→ Extracted material

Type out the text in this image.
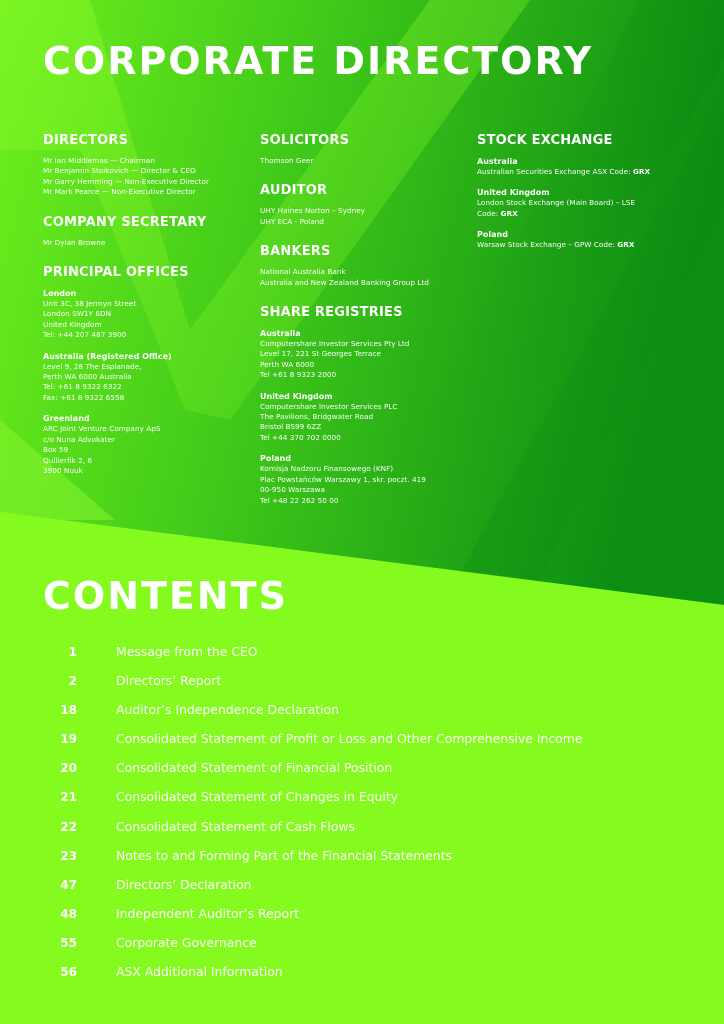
CORPORATE DIRECTORY
DIRECTORS
Mr Ian Middlemas — Chairman
Mr Benjamin Stoikovich — Director & CEO
Mr Garry Hemming — Non-Executive Director
Mr Mark Pearce — Non-Executive Director
COMPANY SECRETARY
Mr Dylan Browne
PRINCIPAL OFFICES
London
Unit 3C, 38 Jermyn Street
London SW1Y 6DN
United Kingdom
Tel: +44 207 487 3900
Australia (Registered Office)
Level 9, 28 The Esplanade,
Perth WA 6000 Australia
Tel: +61 8 9322 6322
Fax: +61 8 9322 6558
Greenland
ARC Joint Venture Company ApS
c/o Nuna Advokater
Box 59
Qullierfik 2, 6
3900 Nuuk
SOLICITORS
Thomson Geer
AUDITOR
UHY Haines Norton – Sydney
UHY ECA - Poland
BANKERS
National Australia Bank
Australia and New Zealand Banking Group Ltd
SHARE REGISTRIES
Australia
Computershare Investor Services Pty Ltd
Level 17, 221 St Georges Terrace
Perth WA 6000
Tel +61 8 9323 2000
United Kingdom
Computershare Investor Services PLC
The Pavilions, Bridgwater Road
Bristol BS99 6ZZ
Tel +44 370 702 0000
Poland
Komisja Nadzoru Finansowego (KNF)
Plac Powstańców Warszawy 1, skr. poczt. 419
00-950 Warszawa
Tel +48 22 262 50 00
STOCK EXCHANGE
Australia
Australian Securities Exchange ASX Code: GRX
United Kingdom
London Stock Exchange (Main Board) – LSE
Code: GRX
Poland
Warsaw Stock Exchange – GPW Code: GRX
CONTENTS
1	Message from the CEO
2	Directors’ Report
18	Auditor’s Independence Declaration
19	Consolidated Statement of Profit or Loss and Other Comprehensive Income
20	Consolidated Statement of Financial Position
21	Consolidated Statement of Changes in Equity
22	Consolidated Statement of Cash Flows
23	Notes to and Forming Part of the Financial Statements
47	Directors’ Declaration
48	Independent Auditor’s Report
55	Corporate Governance
56	ASX Additional Information
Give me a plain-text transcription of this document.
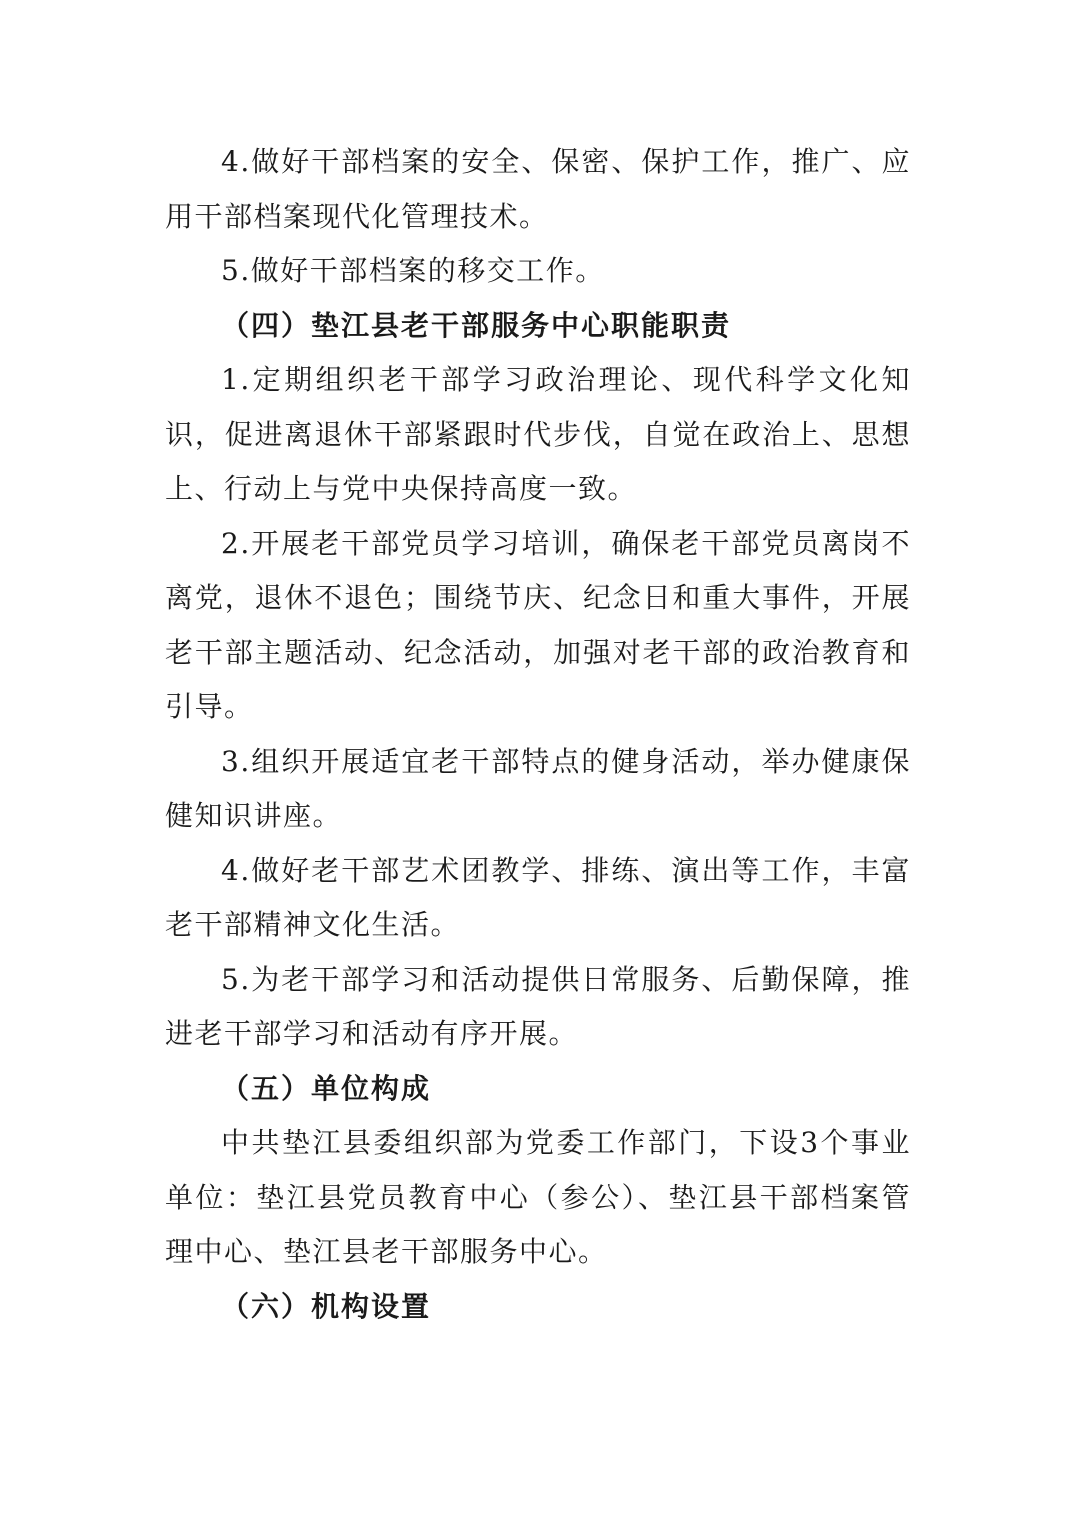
4.做好干部档案的安全、保密、保护工作，推广、应用干部档案现代化管理技术。

5.做好干部档案的移交工作。

（四）垫江县老干部服务中心职能职责

1.定期组织老干部学习政治理论、现代科学文化知识，促进离退休干部紧跟时代步伐，自觉在政治上、思想上、行动上与党中央保持高度一致。

2.开展老干部党员学习培训，确保老干部党员离岗不离党，退休不退色；围绕节庆、纪念日和重大事件，开展老干部主题活动、纪念活动，加强对老干部的政治教育和引导。

3.组织开展适宜老干部特点的健身活动，举办健康保健知识讲座。

4.做好老干部艺术团教学、排练、演出等工作，丰富老干部精神文化生活。

5.为老干部学习和活动提供日常服务、后勤保障，推进老干部学习和活动有序开展。

（五）单位构成

中共垫江县委组织部为党委工作部门，下设3个事业单位：垫江县党员教育中心（参公）、垫江县干部档案管理中心、垫江县老干部服务中心。

（六）机构设置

→ Set exercise
Give the number of lines containing the word "Report". No other answer is needed.

→ Response
2